- [TASK BRIEF] Quote the data below in full, please, without altering anything.

BEGIN LISTED ENTRIES

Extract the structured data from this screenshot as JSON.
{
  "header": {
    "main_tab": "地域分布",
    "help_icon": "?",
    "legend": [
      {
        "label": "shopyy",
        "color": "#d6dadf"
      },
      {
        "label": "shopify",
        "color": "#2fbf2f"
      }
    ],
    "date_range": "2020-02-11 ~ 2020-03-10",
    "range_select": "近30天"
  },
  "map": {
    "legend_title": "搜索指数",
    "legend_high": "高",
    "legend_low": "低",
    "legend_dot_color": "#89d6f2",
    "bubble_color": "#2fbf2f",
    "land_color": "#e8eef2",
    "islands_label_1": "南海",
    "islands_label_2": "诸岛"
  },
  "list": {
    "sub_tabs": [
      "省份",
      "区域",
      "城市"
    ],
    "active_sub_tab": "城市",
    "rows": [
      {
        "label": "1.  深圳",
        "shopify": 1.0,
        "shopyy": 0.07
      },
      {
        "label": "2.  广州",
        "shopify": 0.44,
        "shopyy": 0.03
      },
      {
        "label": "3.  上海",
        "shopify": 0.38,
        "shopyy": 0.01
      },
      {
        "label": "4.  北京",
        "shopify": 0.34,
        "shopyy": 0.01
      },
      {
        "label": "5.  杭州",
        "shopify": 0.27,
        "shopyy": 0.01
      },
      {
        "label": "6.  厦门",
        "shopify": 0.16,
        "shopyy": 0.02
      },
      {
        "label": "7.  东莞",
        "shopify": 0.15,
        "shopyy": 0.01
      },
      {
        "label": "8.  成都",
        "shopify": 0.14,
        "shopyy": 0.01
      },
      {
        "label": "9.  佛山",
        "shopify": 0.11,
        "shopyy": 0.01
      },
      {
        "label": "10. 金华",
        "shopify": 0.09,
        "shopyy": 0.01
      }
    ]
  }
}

END LISTED ENTRIES

- [WRITTEN SOLUTION]
Extract the structured data from this screenshot as JSON.
{
  "header": {
    "main_tab": "地域分布",
    "help_icon": "?",
    "legend": [
      {
        "label": "shopyy",
        "color": "#d6dadf"
      },
      {
        "label": "shopify",
        "color": "#2fbf2f"
      }
    ],
    "date_range": "2020-02-11 ~ 2020-03-10",
    "range_select": "近30天"
  },
  "map": {
    "legend_title": "搜索指数",
    "legend_high": "高",
    "legend_low": "低",
    "legend_dot_color": "#89d6f2",
    "bubble_color": "#2fbf2f",
    "land_color": "#e8eef2",
    "islands_label_1": "南海",
    "islands_label_2": "诸岛"
  },
  "list": {
    "sub_tabs": [
      "省份",
      "区域",
      "城市"
    ],
    "active_sub_tab": "城市",
    "rows": [
      {
        "label": "1.  深圳",
        "shopify": 1.0,
        "shopyy": 0.07
      },
      {
        "label": "2.  广州",
        "shopify": 0.44,
        "shopyy": 0.03
      },
      {
        "label": "3.  上海",
        "shopify": 0.38,
        "shopyy": 0.01
      },
      {
        "label": "4.  北京",
        "shopify": 0.34,
        "shopyy": 0.01
      },
      {
        "label": "5.  杭州",
        "shopify": 0.27,
        "shopyy": 0.01
      },
      {
        "label": "6.  厦门",
        "shopify": 0.16,
        "shopyy": 0.02
      },
      {
        "label": "7.  东莞",
        "shopify": 0.15,
        "shopyy": 0.01
      },
      {
        "label": "8.  成都",
        "shopify": 0.14,
        "shopyy": 0.01
      },
      {
        "label": "9.  佛山",
        "shopify": 0.11,
        "shopyy": 0.01
      },
      {
        "label": "10. 金华",
        "shopify": 0.09,
        "shopyy": 0.01
      }
    ]
  }
}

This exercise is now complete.